— Start of Dataset records —

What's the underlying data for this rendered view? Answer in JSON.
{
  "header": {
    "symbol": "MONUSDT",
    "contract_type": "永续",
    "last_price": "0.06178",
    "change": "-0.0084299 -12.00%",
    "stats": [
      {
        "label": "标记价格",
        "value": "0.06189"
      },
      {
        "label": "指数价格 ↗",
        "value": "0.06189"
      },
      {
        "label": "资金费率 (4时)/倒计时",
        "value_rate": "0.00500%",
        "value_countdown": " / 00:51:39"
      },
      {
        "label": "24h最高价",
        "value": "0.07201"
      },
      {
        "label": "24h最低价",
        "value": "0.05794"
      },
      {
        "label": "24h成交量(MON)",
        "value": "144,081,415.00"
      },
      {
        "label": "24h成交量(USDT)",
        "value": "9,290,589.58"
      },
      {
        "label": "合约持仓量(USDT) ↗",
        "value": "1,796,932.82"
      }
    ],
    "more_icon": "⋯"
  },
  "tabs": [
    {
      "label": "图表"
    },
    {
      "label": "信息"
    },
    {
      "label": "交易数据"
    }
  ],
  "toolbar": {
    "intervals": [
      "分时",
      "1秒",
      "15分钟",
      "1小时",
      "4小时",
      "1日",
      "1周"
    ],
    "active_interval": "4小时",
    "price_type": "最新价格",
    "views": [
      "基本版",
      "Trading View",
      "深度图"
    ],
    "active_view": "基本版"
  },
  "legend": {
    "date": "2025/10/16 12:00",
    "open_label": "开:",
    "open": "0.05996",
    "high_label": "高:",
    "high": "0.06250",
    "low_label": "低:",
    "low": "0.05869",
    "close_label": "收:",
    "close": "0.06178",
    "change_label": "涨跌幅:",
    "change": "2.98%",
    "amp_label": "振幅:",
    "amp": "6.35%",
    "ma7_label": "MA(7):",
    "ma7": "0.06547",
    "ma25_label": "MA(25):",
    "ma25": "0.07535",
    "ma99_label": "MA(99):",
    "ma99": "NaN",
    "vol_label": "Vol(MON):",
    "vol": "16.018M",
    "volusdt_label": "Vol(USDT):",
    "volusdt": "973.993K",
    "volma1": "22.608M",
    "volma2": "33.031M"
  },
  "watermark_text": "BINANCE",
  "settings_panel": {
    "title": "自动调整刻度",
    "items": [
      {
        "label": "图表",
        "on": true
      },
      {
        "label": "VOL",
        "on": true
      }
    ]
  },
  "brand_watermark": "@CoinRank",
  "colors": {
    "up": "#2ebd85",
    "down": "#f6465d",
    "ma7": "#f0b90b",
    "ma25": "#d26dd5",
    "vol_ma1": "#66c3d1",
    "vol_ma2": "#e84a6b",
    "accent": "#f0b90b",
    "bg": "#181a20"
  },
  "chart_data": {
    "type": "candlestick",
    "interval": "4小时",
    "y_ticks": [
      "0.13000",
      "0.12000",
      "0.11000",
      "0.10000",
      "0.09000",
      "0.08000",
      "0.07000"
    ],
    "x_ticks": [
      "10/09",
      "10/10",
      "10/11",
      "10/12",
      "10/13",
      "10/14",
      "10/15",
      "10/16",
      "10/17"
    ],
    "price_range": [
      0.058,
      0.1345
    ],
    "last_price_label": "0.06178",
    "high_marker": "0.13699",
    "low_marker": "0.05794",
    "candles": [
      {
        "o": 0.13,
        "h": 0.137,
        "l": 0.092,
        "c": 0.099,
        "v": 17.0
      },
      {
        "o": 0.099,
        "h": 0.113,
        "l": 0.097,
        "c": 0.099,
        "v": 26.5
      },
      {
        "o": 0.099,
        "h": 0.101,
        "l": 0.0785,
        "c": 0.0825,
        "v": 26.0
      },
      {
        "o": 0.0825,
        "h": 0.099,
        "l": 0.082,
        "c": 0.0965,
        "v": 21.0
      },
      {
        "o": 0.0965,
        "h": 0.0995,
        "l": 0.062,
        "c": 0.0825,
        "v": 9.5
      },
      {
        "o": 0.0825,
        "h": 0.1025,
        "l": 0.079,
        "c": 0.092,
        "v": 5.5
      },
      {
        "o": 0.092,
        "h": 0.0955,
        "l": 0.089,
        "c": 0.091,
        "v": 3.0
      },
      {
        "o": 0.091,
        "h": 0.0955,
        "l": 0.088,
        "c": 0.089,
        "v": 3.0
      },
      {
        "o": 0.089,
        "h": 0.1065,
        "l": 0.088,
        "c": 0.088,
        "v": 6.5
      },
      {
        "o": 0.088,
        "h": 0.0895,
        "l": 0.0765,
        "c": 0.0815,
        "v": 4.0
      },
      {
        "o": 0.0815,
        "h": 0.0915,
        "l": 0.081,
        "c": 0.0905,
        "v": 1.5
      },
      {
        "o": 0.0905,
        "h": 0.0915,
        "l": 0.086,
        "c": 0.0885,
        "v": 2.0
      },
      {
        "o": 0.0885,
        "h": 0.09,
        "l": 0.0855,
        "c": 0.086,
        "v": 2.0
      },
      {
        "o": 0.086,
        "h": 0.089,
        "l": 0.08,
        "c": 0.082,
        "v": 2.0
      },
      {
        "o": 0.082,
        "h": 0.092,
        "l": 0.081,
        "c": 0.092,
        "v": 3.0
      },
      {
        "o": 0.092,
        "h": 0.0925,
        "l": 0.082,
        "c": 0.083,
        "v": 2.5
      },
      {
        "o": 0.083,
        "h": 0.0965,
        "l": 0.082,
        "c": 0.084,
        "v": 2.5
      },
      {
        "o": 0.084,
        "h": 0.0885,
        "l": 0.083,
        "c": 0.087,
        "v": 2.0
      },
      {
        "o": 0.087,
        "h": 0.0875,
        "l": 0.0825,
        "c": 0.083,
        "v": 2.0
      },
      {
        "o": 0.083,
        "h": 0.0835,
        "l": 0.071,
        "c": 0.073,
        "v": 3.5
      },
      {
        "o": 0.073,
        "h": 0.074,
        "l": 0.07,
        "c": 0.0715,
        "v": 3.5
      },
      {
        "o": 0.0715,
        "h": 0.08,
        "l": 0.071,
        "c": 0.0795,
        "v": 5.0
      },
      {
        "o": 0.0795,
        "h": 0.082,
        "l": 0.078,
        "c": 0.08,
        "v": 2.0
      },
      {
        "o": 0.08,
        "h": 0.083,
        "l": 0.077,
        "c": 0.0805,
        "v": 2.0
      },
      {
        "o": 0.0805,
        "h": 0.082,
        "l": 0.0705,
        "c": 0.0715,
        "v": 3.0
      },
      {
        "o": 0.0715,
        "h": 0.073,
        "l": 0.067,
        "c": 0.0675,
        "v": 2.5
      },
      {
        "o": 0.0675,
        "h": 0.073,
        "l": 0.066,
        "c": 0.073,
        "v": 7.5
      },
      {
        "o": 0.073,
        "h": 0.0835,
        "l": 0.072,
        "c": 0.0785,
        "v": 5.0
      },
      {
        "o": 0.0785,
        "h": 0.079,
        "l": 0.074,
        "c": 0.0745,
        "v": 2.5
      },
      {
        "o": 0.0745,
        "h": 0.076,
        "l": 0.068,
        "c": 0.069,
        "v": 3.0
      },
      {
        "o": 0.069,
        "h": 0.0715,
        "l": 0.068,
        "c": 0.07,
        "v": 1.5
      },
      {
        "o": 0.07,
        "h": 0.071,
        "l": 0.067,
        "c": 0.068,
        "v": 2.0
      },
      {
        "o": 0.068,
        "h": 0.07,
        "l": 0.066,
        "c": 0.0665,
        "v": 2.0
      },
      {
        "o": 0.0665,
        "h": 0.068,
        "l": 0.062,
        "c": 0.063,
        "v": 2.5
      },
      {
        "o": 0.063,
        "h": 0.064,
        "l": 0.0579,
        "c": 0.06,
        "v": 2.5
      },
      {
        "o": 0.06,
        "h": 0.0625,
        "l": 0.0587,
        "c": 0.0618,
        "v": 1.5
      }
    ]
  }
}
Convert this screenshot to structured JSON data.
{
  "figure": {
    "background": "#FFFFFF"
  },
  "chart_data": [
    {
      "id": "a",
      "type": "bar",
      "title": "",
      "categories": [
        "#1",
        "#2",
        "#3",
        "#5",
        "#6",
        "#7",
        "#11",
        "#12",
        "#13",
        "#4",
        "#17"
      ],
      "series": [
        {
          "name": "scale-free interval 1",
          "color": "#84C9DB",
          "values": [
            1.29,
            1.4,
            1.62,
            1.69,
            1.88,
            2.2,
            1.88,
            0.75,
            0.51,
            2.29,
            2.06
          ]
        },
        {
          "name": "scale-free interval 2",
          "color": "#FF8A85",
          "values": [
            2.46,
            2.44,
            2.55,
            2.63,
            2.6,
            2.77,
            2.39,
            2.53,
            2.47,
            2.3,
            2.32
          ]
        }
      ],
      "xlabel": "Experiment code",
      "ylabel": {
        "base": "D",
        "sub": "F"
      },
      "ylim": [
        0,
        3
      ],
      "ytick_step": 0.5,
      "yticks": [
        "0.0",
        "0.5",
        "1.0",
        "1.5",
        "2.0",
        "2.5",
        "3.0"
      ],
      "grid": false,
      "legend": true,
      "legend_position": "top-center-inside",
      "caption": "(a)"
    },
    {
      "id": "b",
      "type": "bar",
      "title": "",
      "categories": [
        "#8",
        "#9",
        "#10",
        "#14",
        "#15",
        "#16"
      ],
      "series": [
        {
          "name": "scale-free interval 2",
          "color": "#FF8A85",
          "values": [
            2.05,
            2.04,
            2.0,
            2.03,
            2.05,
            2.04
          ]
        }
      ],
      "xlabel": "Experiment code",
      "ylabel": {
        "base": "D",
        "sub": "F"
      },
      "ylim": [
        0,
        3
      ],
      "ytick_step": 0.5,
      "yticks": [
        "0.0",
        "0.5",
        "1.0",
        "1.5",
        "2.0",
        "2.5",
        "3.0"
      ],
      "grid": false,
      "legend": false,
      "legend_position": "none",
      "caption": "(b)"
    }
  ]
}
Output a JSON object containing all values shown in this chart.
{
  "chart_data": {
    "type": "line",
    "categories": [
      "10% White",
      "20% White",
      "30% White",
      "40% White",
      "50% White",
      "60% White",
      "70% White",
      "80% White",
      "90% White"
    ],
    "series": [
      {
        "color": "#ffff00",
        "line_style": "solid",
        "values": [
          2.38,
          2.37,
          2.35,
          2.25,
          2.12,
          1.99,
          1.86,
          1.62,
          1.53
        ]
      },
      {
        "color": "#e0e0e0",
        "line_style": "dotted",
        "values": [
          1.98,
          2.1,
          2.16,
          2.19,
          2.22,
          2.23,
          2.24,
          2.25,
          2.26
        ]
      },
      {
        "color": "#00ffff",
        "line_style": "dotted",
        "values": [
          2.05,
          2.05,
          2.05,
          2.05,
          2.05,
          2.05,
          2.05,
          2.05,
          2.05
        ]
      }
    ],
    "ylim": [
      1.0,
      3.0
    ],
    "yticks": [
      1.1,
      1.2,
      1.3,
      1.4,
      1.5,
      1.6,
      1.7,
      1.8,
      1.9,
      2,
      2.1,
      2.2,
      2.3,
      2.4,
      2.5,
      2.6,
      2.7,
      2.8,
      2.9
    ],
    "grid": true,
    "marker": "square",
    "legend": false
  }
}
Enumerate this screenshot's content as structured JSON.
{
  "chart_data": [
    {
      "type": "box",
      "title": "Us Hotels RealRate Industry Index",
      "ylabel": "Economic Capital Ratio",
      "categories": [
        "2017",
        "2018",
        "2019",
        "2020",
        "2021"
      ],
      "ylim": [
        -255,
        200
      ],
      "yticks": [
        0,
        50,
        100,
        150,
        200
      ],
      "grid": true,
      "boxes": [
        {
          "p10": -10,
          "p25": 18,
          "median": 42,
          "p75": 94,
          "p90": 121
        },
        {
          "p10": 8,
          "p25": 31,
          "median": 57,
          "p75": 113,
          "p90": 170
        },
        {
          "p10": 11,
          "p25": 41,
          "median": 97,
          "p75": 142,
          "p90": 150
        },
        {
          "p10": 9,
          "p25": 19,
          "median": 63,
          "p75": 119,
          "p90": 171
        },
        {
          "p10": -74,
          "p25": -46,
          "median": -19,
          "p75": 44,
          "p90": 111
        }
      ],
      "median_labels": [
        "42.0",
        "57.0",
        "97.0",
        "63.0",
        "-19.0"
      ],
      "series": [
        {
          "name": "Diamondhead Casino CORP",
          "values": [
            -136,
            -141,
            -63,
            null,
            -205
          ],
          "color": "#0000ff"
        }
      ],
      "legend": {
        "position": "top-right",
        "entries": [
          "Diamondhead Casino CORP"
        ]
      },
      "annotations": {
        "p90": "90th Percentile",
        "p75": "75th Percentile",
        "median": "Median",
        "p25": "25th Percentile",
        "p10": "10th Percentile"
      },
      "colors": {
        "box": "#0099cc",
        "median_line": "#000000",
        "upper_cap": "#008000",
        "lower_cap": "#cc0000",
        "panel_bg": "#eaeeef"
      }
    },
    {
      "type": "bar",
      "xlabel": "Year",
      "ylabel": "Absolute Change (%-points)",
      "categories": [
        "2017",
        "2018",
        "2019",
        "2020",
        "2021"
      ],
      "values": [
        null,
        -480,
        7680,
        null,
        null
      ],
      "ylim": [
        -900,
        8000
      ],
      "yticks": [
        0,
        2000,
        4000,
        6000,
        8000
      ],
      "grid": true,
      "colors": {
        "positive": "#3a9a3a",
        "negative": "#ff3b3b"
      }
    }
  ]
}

— End of Dataset records —

- [What you need to do]: Gather every line from the entries above where the word "Diamondhead" appears, and copy them.

- [Solution below]:
          "name": "Diamondhead Casino CORP",
          "Diamondhead Casino CORP"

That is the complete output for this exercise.